(Data excerpts)
──────

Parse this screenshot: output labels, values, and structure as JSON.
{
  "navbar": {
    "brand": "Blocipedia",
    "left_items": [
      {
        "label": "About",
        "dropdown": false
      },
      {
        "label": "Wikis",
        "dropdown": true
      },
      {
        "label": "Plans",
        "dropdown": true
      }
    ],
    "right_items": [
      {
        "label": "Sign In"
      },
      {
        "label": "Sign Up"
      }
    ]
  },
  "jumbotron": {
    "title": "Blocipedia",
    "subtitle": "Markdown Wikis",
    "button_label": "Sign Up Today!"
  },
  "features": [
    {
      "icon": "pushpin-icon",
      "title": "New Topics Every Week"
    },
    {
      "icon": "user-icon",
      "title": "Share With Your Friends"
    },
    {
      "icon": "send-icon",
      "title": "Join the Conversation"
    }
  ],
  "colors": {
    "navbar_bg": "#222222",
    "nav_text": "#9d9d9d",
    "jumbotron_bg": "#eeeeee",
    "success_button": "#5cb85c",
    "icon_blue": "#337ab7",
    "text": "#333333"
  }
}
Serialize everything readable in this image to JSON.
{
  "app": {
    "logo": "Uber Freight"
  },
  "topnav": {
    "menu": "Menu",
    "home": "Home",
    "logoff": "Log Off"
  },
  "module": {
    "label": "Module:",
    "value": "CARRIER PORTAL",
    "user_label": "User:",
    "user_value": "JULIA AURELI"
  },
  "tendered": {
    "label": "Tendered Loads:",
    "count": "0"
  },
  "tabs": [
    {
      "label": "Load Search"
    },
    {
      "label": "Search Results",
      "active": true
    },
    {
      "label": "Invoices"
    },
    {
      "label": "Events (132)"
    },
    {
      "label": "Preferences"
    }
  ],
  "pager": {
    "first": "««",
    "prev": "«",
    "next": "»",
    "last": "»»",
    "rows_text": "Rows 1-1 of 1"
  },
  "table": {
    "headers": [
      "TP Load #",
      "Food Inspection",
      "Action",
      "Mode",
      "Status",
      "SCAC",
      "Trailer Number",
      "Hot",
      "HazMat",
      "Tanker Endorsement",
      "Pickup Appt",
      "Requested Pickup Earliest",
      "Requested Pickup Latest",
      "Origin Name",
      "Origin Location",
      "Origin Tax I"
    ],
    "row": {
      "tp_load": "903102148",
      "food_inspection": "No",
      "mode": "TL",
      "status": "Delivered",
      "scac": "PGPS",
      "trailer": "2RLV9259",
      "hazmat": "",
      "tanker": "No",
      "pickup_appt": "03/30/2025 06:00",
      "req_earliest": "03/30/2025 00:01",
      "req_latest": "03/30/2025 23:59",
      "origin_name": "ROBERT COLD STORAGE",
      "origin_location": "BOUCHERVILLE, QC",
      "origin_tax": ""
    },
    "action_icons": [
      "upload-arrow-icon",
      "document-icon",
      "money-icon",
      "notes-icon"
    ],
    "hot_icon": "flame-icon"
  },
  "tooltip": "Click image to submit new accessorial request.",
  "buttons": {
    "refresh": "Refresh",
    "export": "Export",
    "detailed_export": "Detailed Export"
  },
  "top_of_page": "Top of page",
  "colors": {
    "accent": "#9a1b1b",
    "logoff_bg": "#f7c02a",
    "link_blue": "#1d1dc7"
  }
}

──────

Problem requirements
Locate the string "Search" in the listing above and copy every line where it occurs.

Answer to the exercise
      "label": "Load Search"
      "label": "Search Results",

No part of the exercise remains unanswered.